## [Extracted information]
=-=-=-=-=

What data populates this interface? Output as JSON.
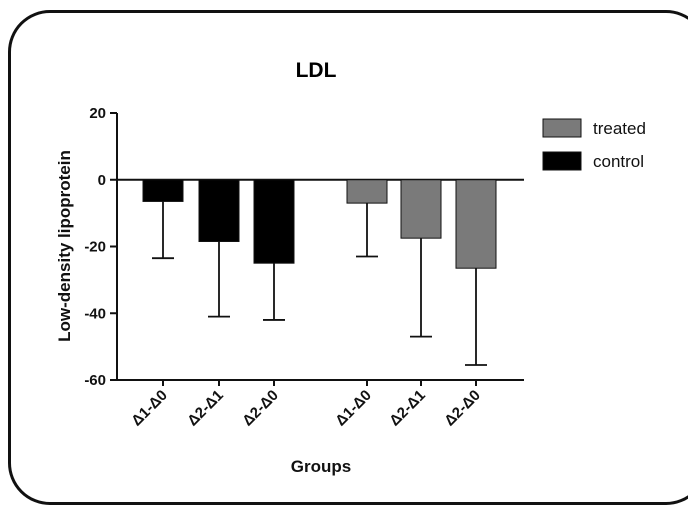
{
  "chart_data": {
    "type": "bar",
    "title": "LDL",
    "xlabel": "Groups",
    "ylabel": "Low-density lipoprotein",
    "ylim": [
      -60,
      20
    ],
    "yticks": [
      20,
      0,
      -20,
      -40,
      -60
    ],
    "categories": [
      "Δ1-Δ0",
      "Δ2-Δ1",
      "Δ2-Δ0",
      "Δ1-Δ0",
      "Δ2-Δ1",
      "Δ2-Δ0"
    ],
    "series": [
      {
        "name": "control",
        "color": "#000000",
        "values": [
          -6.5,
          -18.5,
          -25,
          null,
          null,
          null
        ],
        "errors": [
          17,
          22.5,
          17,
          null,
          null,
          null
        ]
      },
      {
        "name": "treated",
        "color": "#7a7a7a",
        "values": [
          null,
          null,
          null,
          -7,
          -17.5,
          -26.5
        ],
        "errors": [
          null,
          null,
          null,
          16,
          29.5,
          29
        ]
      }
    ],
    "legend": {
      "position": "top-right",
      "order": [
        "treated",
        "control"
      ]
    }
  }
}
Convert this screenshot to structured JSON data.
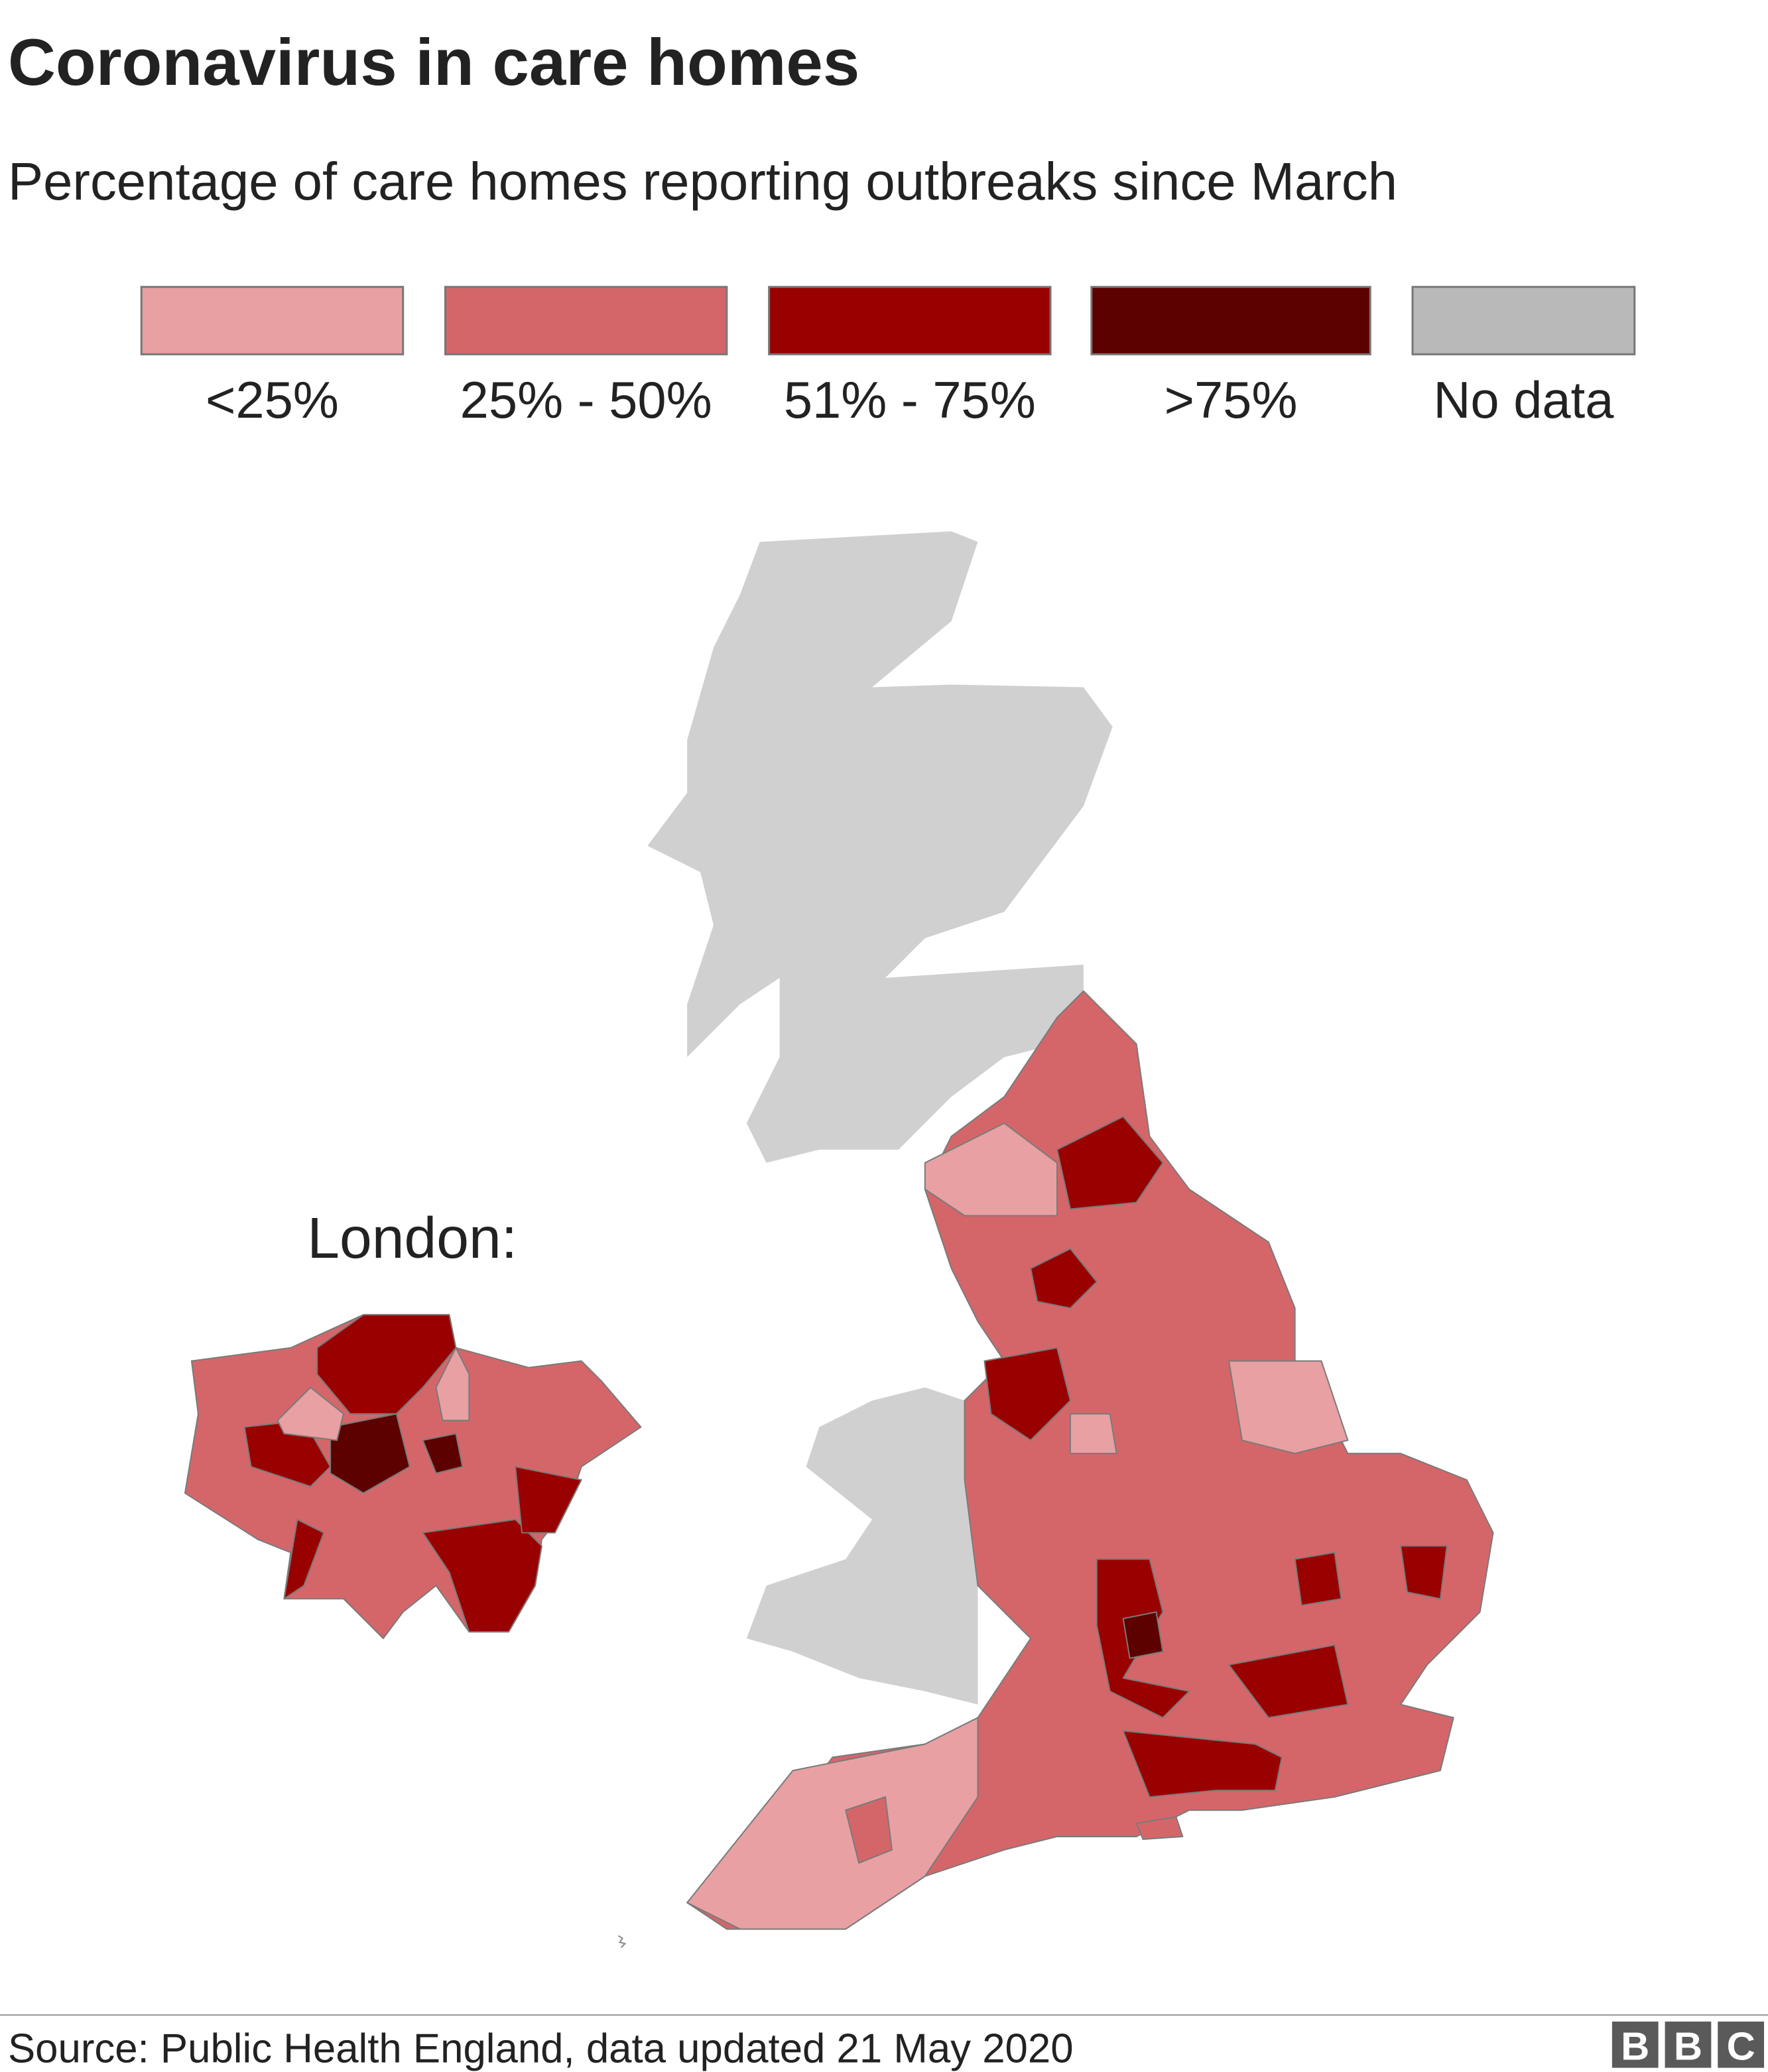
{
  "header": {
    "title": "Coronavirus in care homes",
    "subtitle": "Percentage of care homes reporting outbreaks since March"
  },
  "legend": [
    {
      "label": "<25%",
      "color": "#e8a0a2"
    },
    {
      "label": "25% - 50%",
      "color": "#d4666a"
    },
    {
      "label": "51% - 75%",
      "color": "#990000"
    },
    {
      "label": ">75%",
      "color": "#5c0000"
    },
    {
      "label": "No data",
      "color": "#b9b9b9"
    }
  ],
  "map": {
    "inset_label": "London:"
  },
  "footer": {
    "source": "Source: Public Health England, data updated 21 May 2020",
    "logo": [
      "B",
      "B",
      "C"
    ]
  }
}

=-=-=-=-=

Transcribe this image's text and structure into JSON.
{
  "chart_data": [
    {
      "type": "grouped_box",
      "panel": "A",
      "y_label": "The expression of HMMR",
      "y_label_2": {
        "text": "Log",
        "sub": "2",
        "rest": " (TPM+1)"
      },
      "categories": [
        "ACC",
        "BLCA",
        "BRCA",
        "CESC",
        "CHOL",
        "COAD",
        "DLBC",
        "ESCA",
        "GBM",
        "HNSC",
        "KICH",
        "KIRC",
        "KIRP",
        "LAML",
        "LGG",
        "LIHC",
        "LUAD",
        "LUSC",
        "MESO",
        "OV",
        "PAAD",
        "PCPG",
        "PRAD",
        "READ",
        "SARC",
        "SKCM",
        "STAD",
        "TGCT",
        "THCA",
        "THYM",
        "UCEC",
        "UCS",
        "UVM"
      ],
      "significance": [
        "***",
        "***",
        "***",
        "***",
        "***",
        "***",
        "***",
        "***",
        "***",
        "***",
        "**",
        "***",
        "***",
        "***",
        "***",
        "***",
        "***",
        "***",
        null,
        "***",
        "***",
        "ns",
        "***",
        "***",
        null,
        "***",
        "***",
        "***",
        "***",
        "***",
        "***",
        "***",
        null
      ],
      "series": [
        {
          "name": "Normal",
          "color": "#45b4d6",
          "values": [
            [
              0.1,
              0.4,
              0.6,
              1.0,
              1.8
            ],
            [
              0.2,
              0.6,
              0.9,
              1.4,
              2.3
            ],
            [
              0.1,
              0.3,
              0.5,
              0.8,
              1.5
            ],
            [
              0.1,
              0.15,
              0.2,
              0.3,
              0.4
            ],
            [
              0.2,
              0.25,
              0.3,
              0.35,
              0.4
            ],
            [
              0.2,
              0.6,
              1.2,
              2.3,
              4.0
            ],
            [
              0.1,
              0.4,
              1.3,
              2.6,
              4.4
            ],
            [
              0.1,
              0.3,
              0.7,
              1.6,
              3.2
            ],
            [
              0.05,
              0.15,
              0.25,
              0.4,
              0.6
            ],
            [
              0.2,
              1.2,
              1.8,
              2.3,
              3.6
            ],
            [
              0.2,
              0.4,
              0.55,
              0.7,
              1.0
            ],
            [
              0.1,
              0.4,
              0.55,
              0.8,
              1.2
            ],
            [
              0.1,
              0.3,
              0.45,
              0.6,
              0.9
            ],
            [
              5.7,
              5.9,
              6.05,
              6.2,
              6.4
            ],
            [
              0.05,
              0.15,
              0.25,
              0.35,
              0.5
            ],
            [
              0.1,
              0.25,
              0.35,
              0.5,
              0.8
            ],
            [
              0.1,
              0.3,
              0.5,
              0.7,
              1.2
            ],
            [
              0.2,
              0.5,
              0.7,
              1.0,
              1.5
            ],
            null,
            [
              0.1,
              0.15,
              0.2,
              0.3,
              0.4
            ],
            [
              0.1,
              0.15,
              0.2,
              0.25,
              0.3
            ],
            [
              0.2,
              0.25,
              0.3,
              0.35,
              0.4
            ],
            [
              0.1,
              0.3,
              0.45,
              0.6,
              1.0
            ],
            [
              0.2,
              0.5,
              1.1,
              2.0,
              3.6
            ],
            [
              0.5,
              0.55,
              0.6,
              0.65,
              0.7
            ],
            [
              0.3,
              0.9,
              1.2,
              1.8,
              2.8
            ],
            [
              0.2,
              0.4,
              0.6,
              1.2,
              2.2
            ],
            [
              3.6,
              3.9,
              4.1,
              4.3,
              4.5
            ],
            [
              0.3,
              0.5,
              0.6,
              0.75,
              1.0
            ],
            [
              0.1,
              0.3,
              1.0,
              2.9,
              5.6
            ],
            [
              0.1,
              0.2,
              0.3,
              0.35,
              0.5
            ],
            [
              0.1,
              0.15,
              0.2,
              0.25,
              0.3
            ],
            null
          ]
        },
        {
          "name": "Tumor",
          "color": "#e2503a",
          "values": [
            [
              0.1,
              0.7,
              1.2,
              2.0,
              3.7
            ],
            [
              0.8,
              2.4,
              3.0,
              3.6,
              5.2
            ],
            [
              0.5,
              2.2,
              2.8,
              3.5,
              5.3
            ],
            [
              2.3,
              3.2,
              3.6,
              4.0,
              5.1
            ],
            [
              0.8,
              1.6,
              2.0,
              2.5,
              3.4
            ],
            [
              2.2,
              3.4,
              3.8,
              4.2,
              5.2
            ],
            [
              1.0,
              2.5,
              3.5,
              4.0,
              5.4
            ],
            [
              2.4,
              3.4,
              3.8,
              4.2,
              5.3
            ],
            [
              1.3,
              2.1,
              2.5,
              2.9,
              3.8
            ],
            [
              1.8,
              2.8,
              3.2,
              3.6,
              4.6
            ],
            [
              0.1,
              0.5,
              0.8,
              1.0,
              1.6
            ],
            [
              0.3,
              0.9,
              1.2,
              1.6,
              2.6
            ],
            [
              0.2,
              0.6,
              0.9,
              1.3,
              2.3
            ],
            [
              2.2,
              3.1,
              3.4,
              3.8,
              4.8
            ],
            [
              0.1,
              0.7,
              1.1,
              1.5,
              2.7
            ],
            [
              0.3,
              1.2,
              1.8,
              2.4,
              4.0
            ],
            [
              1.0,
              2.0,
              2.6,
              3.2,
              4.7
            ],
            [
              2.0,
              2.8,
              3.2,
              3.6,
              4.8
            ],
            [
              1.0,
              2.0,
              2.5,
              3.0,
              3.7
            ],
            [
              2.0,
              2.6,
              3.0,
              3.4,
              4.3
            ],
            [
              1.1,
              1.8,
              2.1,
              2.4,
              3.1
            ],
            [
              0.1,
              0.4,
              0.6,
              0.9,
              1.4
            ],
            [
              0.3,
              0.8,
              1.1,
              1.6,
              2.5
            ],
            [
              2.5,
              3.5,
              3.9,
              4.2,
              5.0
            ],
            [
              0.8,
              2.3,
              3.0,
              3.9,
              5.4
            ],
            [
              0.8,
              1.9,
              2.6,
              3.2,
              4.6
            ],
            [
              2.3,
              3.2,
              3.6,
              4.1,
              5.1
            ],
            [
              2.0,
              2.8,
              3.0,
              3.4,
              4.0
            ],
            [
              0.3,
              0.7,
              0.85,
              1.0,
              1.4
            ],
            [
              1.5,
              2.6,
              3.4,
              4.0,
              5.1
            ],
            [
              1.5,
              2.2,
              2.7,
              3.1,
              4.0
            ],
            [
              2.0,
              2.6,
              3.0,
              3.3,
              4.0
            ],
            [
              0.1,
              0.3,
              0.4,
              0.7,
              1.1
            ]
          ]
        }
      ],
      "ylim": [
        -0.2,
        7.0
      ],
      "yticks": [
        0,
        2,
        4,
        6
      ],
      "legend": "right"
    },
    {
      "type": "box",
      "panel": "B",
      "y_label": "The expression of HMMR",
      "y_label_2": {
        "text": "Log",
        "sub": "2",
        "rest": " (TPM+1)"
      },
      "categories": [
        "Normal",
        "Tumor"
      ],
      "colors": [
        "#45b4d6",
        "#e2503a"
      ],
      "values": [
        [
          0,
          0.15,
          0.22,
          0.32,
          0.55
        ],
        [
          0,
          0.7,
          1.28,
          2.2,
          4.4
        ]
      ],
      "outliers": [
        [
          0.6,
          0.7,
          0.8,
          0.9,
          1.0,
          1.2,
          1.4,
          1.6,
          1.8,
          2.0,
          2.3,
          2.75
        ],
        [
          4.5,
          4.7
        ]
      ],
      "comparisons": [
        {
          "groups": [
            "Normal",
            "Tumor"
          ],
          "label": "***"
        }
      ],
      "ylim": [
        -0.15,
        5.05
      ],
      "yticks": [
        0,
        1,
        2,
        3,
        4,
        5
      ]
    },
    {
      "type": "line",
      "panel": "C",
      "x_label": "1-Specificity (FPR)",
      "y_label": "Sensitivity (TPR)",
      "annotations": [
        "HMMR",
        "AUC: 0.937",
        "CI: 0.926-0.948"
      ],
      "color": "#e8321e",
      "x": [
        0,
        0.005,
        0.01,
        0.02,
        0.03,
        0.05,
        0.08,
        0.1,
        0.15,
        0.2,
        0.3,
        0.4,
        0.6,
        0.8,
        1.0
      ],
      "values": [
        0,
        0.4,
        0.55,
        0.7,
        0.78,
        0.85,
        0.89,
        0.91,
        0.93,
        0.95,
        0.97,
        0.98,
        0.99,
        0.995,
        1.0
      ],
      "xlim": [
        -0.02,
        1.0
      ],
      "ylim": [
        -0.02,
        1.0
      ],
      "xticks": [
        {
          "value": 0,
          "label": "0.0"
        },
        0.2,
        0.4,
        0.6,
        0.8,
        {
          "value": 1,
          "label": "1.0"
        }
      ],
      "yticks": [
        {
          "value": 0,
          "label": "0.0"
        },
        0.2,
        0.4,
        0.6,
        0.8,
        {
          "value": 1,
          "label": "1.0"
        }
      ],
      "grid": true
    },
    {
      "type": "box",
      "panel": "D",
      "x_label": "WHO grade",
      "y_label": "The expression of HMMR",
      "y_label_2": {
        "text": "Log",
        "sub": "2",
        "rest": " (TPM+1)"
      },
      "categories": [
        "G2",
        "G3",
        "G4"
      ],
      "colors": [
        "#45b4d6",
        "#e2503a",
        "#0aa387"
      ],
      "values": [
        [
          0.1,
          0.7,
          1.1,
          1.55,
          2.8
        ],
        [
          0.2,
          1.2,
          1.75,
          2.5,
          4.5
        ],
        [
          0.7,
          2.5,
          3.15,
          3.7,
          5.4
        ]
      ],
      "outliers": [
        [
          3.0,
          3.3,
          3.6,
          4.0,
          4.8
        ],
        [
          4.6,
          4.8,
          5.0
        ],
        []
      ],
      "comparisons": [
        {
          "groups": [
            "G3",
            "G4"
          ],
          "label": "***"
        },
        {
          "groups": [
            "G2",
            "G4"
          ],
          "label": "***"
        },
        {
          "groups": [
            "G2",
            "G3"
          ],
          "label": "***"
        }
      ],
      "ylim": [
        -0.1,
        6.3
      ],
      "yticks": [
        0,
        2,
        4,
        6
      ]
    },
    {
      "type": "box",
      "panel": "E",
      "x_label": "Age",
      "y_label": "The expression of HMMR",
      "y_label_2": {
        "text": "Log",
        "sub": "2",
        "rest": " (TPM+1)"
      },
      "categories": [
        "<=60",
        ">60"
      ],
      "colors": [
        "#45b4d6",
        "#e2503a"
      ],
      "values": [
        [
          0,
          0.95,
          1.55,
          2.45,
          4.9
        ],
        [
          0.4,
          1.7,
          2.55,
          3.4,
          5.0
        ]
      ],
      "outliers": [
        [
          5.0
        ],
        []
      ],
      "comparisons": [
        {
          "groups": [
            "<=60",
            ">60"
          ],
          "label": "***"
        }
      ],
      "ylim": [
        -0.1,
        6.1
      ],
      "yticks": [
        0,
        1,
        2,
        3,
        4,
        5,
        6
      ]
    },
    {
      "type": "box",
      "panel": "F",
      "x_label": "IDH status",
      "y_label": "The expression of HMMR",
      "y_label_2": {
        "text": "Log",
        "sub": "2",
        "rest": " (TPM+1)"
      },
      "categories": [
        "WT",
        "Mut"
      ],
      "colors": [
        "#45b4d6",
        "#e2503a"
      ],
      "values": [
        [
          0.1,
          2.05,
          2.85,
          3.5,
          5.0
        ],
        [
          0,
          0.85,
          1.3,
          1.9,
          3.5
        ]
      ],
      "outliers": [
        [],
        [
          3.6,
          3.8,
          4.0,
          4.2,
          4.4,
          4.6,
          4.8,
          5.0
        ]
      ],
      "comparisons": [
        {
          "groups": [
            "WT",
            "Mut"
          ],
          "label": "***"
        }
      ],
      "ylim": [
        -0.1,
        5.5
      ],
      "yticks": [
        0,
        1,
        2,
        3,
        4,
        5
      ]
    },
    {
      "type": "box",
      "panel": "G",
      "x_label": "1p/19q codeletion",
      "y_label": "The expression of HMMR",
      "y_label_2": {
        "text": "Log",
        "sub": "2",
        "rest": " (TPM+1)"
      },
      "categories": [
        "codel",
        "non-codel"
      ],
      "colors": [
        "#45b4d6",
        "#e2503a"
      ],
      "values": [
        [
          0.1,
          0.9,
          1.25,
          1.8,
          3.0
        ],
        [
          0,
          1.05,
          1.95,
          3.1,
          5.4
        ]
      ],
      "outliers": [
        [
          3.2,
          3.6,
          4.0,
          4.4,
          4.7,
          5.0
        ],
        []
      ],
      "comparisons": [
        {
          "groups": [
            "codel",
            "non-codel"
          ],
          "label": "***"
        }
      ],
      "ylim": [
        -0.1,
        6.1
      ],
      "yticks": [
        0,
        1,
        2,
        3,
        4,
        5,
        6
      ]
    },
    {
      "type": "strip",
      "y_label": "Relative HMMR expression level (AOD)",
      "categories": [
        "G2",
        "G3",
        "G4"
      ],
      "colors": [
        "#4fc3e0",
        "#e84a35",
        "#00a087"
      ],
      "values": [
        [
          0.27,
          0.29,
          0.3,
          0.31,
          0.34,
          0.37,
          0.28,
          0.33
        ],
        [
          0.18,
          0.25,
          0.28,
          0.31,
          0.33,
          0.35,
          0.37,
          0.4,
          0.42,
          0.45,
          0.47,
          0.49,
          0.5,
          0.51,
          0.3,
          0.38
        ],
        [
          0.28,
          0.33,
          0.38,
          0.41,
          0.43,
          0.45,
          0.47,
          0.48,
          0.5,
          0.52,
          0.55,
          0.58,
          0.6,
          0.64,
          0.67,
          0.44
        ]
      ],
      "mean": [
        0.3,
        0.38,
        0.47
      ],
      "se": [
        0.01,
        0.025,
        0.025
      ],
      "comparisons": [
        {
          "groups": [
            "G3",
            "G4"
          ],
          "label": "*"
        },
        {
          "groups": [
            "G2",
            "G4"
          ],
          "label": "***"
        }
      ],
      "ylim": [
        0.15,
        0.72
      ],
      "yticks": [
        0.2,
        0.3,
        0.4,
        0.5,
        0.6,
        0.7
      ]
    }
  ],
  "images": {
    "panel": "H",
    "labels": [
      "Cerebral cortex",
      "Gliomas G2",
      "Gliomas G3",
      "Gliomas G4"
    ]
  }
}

=-=-=-=-=

## [What you are asked to do]
Throughout the material above, find lines holding the word "JSON", then copy them.

## [Expected answer]
What data populates this interface? Output as JSON.
Convert this screenshot to structured JSON data.
Transcribe this image's text and structure into JSON.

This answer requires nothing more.